- **Excerpts from a figure dataset**:
================
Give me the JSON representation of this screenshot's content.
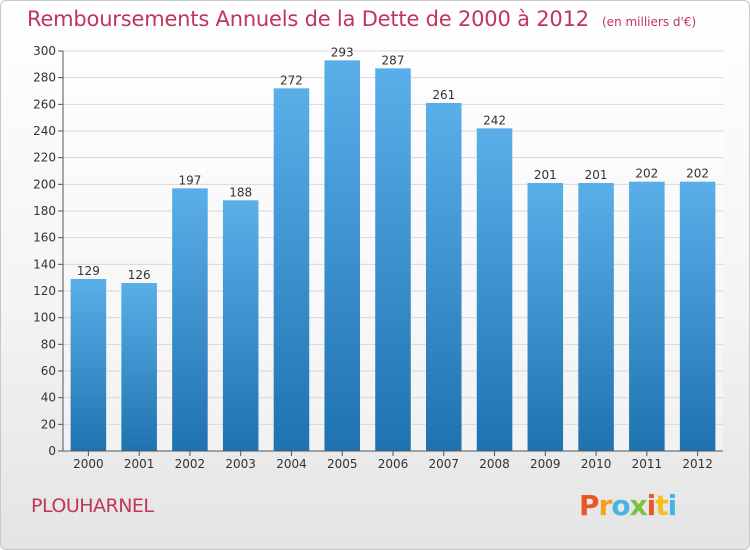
{
  "header": {
    "title": "Remboursements Annuels de la Dette de 2000 à 2012",
    "unit_note": "(en milliers d'€)"
  },
  "footer": {
    "commune": "PLOUHARNEL",
    "logo_text": "Proxiti",
    "logo_colors": [
      "#e8572a",
      "#f2a21b",
      "#4ab3e6",
      "#7cc242",
      "#e8572a",
      "#f2c21b",
      "#4ab3e6"
    ]
  },
  "colors": {
    "bar_top": "#5aafe9",
    "bar_bottom": "#1f72b0",
    "grid": "#d8d8d8",
    "axis_text": "#333333",
    "title": "#c0355a"
  },
  "chart_data": {
    "type": "bar",
    "title": "Remboursements Annuels de la Dette de 2000 à 2012",
    "subtitle": "(en milliers d'€)",
    "xlabel": "",
    "ylabel": "",
    "categories": [
      "2000",
      "2001",
      "2002",
      "2003",
      "2004",
      "2005",
      "2006",
      "2007",
      "2008",
      "2009",
      "2010",
      "2011",
      "2012"
    ],
    "values": [
      129,
      126,
      197,
      188,
      272,
      293,
      287,
      261,
      242,
      201,
      201,
      202,
      202
    ],
    "ylim": [
      0,
      300
    ],
    "yticks": [
      0,
      20,
      40,
      60,
      80,
      100,
      120,
      140,
      160,
      180,
      200,
      220,
      240,
      260,
      280,
      300
    ],
    "grid": true,
    "legend": "none",
    "data_labels": true
  }
}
================
- **Set exercise**: Show every line from the entries above in which the word "milliers" appears.

- **Response to this exercise**:
    "unit_note": "(en milliers d'€)"
    "subtitle": "(en milliers d'€)",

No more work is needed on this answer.